**EXERCISE BRIEF**
Sift the listing for lines that hold the string "this" and pull them out.

[Data entries]
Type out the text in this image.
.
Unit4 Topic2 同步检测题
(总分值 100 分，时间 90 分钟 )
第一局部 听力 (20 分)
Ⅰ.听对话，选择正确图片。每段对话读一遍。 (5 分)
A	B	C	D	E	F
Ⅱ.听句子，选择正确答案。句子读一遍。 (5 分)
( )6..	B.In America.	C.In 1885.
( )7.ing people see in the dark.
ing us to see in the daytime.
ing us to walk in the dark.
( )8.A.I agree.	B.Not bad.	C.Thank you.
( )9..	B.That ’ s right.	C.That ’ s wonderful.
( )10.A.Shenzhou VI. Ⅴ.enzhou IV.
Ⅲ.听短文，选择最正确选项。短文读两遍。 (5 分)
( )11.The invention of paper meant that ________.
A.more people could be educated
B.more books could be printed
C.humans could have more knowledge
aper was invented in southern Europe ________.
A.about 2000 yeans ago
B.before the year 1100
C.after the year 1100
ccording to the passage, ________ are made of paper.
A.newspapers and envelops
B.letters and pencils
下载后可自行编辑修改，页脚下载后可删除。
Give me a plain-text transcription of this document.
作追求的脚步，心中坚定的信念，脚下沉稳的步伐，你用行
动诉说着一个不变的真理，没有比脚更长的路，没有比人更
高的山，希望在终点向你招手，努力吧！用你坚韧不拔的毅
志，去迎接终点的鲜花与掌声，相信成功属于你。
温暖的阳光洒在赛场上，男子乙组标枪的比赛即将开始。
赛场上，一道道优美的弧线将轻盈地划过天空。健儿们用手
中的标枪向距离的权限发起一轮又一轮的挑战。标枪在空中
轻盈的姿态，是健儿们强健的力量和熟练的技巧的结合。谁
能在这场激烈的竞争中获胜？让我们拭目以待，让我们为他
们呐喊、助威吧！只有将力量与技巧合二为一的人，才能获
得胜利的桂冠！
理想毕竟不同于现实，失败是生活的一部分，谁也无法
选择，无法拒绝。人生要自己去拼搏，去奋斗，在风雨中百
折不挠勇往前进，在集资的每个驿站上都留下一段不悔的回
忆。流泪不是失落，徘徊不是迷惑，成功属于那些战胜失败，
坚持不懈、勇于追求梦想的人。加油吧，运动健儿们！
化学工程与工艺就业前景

**CORRECT OUTPUT**
Type out the text in this image.
Give me a plain-text transcription of this document.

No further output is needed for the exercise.